Entries follow. Set all of them down as they stand.

____________________

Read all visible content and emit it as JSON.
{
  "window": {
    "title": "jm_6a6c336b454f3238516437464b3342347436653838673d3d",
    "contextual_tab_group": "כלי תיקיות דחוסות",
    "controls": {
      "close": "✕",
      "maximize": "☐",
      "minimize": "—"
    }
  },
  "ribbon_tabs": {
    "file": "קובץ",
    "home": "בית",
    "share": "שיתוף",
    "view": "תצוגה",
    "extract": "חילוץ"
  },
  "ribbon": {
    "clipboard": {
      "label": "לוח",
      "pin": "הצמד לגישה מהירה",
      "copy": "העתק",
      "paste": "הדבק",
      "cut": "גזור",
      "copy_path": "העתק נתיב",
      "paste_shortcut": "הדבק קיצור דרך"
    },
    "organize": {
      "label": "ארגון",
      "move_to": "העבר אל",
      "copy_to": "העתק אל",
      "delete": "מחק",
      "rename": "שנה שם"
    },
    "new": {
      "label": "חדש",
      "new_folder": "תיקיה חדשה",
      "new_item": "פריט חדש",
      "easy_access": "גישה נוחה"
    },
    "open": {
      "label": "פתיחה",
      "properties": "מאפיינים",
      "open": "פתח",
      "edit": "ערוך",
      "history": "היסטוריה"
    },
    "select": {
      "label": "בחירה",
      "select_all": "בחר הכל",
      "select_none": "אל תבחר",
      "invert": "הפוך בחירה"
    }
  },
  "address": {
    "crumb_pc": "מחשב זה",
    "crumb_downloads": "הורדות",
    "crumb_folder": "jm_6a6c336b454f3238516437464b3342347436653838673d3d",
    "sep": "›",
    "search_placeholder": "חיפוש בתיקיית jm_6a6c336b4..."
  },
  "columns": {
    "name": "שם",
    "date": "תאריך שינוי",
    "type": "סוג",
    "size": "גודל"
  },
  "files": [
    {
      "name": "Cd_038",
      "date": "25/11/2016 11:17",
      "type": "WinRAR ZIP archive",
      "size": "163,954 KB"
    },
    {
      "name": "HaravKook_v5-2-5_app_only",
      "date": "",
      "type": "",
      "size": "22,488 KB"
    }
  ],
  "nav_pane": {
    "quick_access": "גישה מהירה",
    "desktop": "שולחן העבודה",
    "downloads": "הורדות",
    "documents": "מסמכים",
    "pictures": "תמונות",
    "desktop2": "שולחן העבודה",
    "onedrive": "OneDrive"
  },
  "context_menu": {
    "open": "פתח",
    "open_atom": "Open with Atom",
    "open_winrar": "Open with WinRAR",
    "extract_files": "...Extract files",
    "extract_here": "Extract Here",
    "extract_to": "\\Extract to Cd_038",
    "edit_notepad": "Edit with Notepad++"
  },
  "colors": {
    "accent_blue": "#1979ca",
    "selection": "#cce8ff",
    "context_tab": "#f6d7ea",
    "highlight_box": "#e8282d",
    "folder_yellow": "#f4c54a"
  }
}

____________________

* [Output]
Read all visible content and emit it as JSON.
{
  "window": {
    "title": "jm_6a6c336b454f3238516437464b3342347436653838673d3d",
    "contextual_tab_group": "כלי תיקיות דחוסות",
    "controls": {
      "close": "✕",
      "maximize": "☐",
      "minimize": "—"
    }
  },
  "ribbon_tabs": {
    "file": "קובץ",
    "home": "בית",
    "share": "שיתוף",
    "view": "תצוגה",
    "extract": "חילוץ"
  },
  "ribbon": {
    "clipboard": {
      "label": "לוח",
      "pin": "הצמד לגישה מהירה",
      "copy": "העתק",
      "paste": "הדבק",
      "cut": "גזור",
      "copy_path": "העתק נתיב",
      "paste_shortcut": "הדבק קיצור דרך"
    },
    "organize": {
      "label": "ארגון",
      "move_to": "העבר אל",
      "copy_to": "העתק אל",
      "delete": "מחק",
      "rename": "שנה שם"
    },
    "new": {
      "label": "חדש",
      "new_folder": "תיקיה חדשה",
      "new_item": "פריט חדש",
      "easy_access": "גישה נוחה"
    },
    "open": {
      "label": "פתיחה",
      "properties": "מאפיינים",
      "open": "פתח",
      "edit": "ערוך",
      "history": "היסטוריה"
    },
    "select": {
      "label": "בחירה",
      "select_all": "בחר הכל",
      "select_none": "אל תבחר",
      "invert": "הפוך בחירה"
    }
  },
  "address": {
    "crumb_pc": "מחשב זה",
    "crumb_downloads": "הורדות",
    "crumb_folder": "jm_6a6c336b454f3238516437464b3342347436653838673d3d",
    "sep": "›",
    "search_placeholder": "חיפוש בתיקיית jm_6a6c336b4..."
  },
  "columns": {
    "name": "שם",
    "date": "תאריך שינוי",
    "type": "סוג",
    "size": "גודל"
  },
  "files": [
    {
      "name": "Cd_038",
      "date": "25/11/2016 11:17",
      "type": "WinRAR ZIP archive",
      "size": "163,954 KB"
    },
    {
      "name": "HaravKook_v5-2-5_app_only",
      "date": "",
      "type": "",
      "size": "22,488 KB"
    }
  ],
  "nav_pane": {
    "quick_access": "גישה מהירה",
    "desktop": "שולחן העבודה",
    "downloads": "הורדות",
    "documents": "מסמכים",
    "pictures": "תמונות",
    "desktop2": "שולחן העבודה",
    "onedrive": "OneDrive"
  },
  "context_menu": {
    "open": "פתח",
    "open_atom": "Open with Atom",
    "open_winrar": "Open with WinRAR",
    "extract_files": "...Extract files",
    "extract_here": "Extract Here",
    "extract_to": "\\Extract to Cd_038",
    "edit_notepad": "Edit with Notepad++"
  },
  "colors": {
    "accent_blue": "#1979ca",
    "selection": "#cce8ff",
    "context_tab": "#f6d7ea",
    "highlight_box": "#e8282d",
    "folder_yellow": "#f4c54a"
  }
}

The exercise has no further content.